▶ **ACTIVITY**: The answer must be the full listing, repeated word for word.

▶ **SOURCE DATA**:
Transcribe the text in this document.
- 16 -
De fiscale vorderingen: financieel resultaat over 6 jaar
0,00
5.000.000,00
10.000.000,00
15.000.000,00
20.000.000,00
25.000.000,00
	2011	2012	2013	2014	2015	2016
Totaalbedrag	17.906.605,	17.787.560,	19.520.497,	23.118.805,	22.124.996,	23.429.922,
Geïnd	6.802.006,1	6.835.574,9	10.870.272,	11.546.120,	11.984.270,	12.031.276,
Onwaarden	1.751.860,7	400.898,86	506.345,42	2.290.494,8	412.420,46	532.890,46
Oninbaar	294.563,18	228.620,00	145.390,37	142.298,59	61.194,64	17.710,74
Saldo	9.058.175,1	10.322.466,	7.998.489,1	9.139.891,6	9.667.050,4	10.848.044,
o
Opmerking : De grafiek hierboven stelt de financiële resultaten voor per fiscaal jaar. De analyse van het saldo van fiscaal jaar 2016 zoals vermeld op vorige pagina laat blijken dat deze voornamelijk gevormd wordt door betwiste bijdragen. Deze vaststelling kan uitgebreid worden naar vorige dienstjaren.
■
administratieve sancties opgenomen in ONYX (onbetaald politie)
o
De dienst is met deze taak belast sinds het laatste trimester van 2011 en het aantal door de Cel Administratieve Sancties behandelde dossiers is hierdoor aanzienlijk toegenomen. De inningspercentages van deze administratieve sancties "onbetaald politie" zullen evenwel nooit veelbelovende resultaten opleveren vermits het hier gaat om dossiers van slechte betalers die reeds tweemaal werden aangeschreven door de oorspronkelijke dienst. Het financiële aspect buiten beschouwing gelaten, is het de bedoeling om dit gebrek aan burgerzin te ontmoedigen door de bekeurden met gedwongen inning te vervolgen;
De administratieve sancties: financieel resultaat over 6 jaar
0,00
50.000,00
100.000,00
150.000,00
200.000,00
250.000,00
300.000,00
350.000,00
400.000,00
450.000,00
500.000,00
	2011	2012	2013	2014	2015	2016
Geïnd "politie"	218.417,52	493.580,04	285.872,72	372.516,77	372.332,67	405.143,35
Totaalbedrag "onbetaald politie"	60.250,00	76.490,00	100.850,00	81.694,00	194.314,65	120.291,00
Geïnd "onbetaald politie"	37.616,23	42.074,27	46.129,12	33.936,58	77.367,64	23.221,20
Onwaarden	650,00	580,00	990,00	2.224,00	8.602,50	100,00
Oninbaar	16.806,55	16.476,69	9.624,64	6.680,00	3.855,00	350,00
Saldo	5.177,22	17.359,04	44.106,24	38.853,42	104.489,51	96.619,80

▶ **EXERCISE RESPONSE**:
Transcribe the text in this document.
- 16 -
De fiscale vorderingen: financieel resultaat over 6 jaar
0,00
5.000.000,00
10.000.000,00
15.000.000,00
20.000.000,00
25.000.000,00
	2011	2012	2013	2014	2015	2016
Totaalbedrag	17.906.605,	17.787.560,	19.520.497,	23.118.805,	22.124.996,	23.429.922,
Geïnd	6.802.006,1	6.835.574,9	10.870.272,	11.546.120,	11.984.270,	12.031.276,
Onwaarden	1.751.860,7	400.898,86	506.345,42	2.290.494,8	412.420,46	532.890,46
Oninbaar	294.563,18	228.620,00	145.390,37	142.298,59	61.194,64	17.710,74
Saldo	9.058.175,1	10.322.466,	7.998.489,1	9.139.891,6	9.667.050,4	10.848.044,
o
Opmerking : De grafiek hierboven stelt de financiële resultaten voor per fiscaal jaar. De analyse van het saldo van fiscaal jaar 2016 zoals vermeld op vorige pagina laat blijken dat deze voornamelijk gevormd wordt door betwiste bijdragen. Deze vaststelling kan uitgebreid worden naar vorige dienstjaren.
■
administratieve sancties opgenomen in ONYX (onbetaald politie)
o
De dienst is met deze taak belast sinds het laatste trimester van 2011 en het aantal door de Cel Administratieve Sancties behandelde dossiers is hierdoor aanzienlijk toegenomen. De inningspercentages van deze administratieve sancties "onbetaald politie" zullen evenwel nooit veelbelovende resultaten opleveren vermits het hier gaat om dossiers van slechte betalers die reeds tweemaal werden aangeschreven door de oorspronkelijke dienst. Het financiële aspect buiten beschouwing gelaten, is het de bedoeling om dit gebrek aan burgerzin te ontmoedigen door de bekeurden met gedwongen inning te vervolgen;
De administratieve sancties: financieel resultaat over 6 jaar
0,00
50.000,00
100.000,00
150.000,00
200.000,00
250.000,00
300.000,00
350.000,00
400.000,00
450.000,00
500.000,00
	2011	2012	2013	2014	2015	2016
Geïnd "politie"	218.417,52	493.580,04	285.872,72	372.516,77	372.332,67	405.143,35
Totaalbedrag "onbetaald politie"	60.250,00	76.490,00	100.850,00	81.694,00	194.314,65	120.291,00
Geïnd "onbetaald politie"	37.616,23	42.074,27	46.129,12	33.936,58	77.367,64	23.221,20
Onwaarden	650,00	580,00	990,00	2.224,00	8.602,50	100,00
Oninbaar	16.806,55	16.476,69	9.624,64	6.680,00	3.855,00	350,00
Saldo	5.177,22	17.359,04	44.106,24	38.853,42	104.489,51	96.619,80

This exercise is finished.